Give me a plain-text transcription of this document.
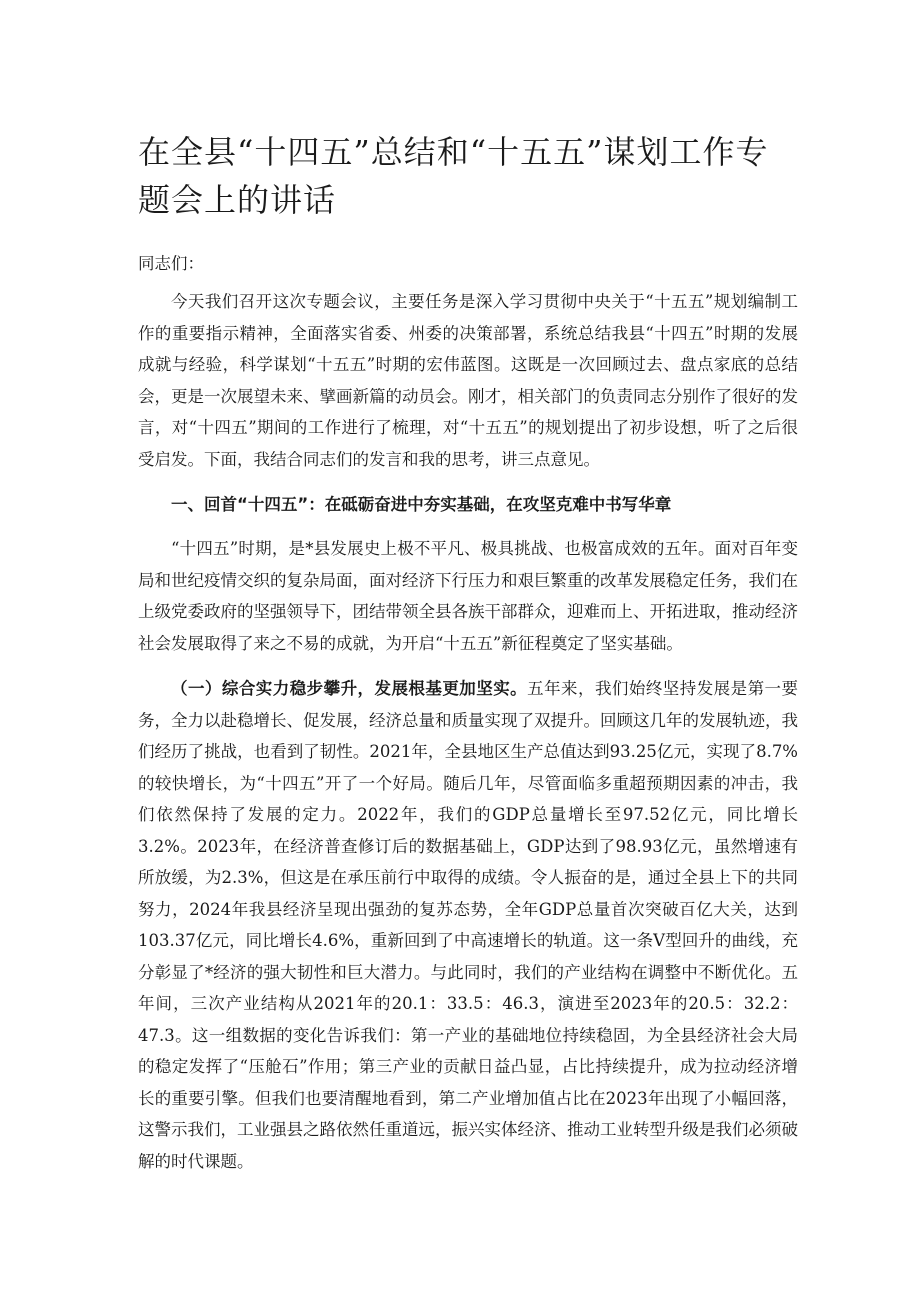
在全县“十四五”总结和“十五五”谋划工作专题会上的讲话

同志们：

今天我们召开这次专题会议，主要任务是深入学习贯彻中央关于“十五五”规划编制工作的重要指示精神，全面落实省委、州委的决策部署，系统总结我县“十四五”时期的发展成就与经验，科学谋划“十五五”时期的宏伟蓝图。这既是一次回顾过去、盘点家底的总结会，更是一次展望未来、擘画新篇的动员会。刚才，相关部门的负责同志分别作了很好的发言，对“十四五”期间的工作进行了梳理，对“十五五”的规划提出了初步设想，听了之后很受启发。下面，我结合同志们的发言和我的思考，讲三点意见。

一、回首“十四五”：在砥砺奋进中夯实基础，在攻坚克难中书写华章

“十四五”时期，是*县发展史上极不平凡、极具挑战、也极富成效的五年。面对百年变局和世纪疫情交织的复杂局面，面对经济下行压力和艰巨繁重的改革发展稳定任务，我们在上级党委政府的坚强领导下，团结带领全县各族干部群众，迎难而上、开拓进取，推动经济社会发展取得了来之不易的成就，为开启“十五五”新征程奠定了坚实基础。

（一）综合实力稳步攀升，发展根基更加坚实。五年来，我们始终坚持发展是第一要务，全力以赴稳增长、促发展，经济总量和质量实现了双提升。回顾这几年的发展轨迹，我们经历了挑战，也看到了韧性。2021年，全县地区生产总值达到93.25亿元，实现了8.7%的较快增长，为“十四五”开了一个好局。随后几年，尽管面临多重超预期因素的冲击，我们依然保持了发展的定力。2022年，我们的GDP总量增长至97.52亿元，同比增长3.2%。2023年，在经济普查修订后的数据基础上，GDP达到了98.93亿元，虽然增速有所放缓，为2.3%，但这是在承压前行中取得的成绩。令人振奋的是，通过全县上下的共同努力，2024年我县经济呈现出强劲的复苏态势，全年GDP总量首次突破百亿大关，达到103.37亿元，同比增长4.6%，重新回到了中高速增长的轨道。这一条V型回升的曲线，充分彰显了*经济的强大韧性和巨大潜力。与此同时，我们的产业结构在调整中不断优化。五年间，三次产业结构从2021年的20.1：33.5：46.3，演进至2023年的20.5：32.2：47.3。这一组数据的变化告诉我们：第一产业的基础地位持续稳固，为全县经济社会大局的稳定发挥了“压舱石”作用；第三产业的贡献日益凸显，占比持续提升，成为拉动经济增长的重要引擎。但我们也要清醒地看到，第二产业增加值占比在2023年出现了小幅回落，这警示我们，工业强县之路依然任重道远，振兴实体经济、推动工业转型升级是我们必须破解的时代课题。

Exercise aim:
Images in the records should not be copied. Repeat all the rest exactly.

Complete output:
Give me a plain-text transcription of this document.
在全县“十四五”总结和“十五五”谋划工作专题会上的讲话

同志们：

今天我们召开这次专题会议，主要任务是深入学习贯彻中央关于“十五五”规划编制工作的重要指示精神，全面落实省委、州委的决策部署，系统总结我县“十四五”时期的发展成就与经验，科学谋划“十五五”时期的宏伟蓝图。这既是一次回顾过去、盘点家底的总结会，更是一次展望未来、擘画新篇的动员会。刚才，相关部门的负责同志分别作了很好的发言，对“十四五”期间的工作进行了梳理，对“十五五”的规划提出了初步设想，听了之后很受启发。下面，我结合同志们的发言和我的思考，讲三点意见。

一、回首“十四五”：在砥砺奋进中夯实基础，在攻坚克难中书写华章

“十四五”时期，是*县发展史上极不平凡、极具挑战、也极富成效的五年。面对百年变局和世纪疫情交织的复杂局面，面对经济下行压力和艰巨繁重的改革发展稳定任务，我们在上级党委政府的坚强领导下，团结带领全县各族干部群众，迎难而上、开拓进取，推动经济社会发展取得了来之不易的成就，为开启“十五五”新征程奠定了坚实基础。

（一）综合实力稳步攀升，发展根基更加坚实。五年来，我们始终坚持发展是第一要务，全力以赴稳增长、促发展，经济总量和质量实现了双提升。回顾这几年的发展轨迹，我们经历了挑战，也看到了韧性。2021年，全县地区生产总值达到93.25亿元，实现了8.7%的较快增长，为“十四五”开了一个好局。随后几年，尽管面临多重超预期因素的冲击，我们依然保持了发展的定力。2022年，我们的GDP总量增长至97.52亿元，同比增长3.2%。2023年，在经济普查修订后的数据基础上，GDP达到了98.93亿元，虽然增速有所放缓，为2.3%，但这是在承压前行中取得的成绩。令人振奋的是，通过全县上下的共同努力，2024年我县经济呈现出强劲的复苏态势，全年GDP总量首次突破百亿大关，达到103.37亿元，同比增长4.6%，重新回到了中高速增长的轨道。这一条V型回升的曲线，充分彰显了*经济的强大韧性和巨大潜力。与此同时，我们的产业结构在调整中不断优化。五年间，三次产业结构从2021年的20.1：33.5：46.3，演进至2023年的20.5：32.2：47.3。这一组数据的变化告诉我们：第一产业的基础地位持续稳固，为全县经济社会大局的稳定发挥了“压舱石”作用；第三产业的贡献日益凸显，占比持续提升，成为拉动经济增长的重要引擎。但我们也要清醒地看到，第二产业增加值占比在2023年出现了小幅回落，这警示我们，工业强县之路依然任重道远，振兴实体经济、推动工业转型升级是我们必须破解的时代课题。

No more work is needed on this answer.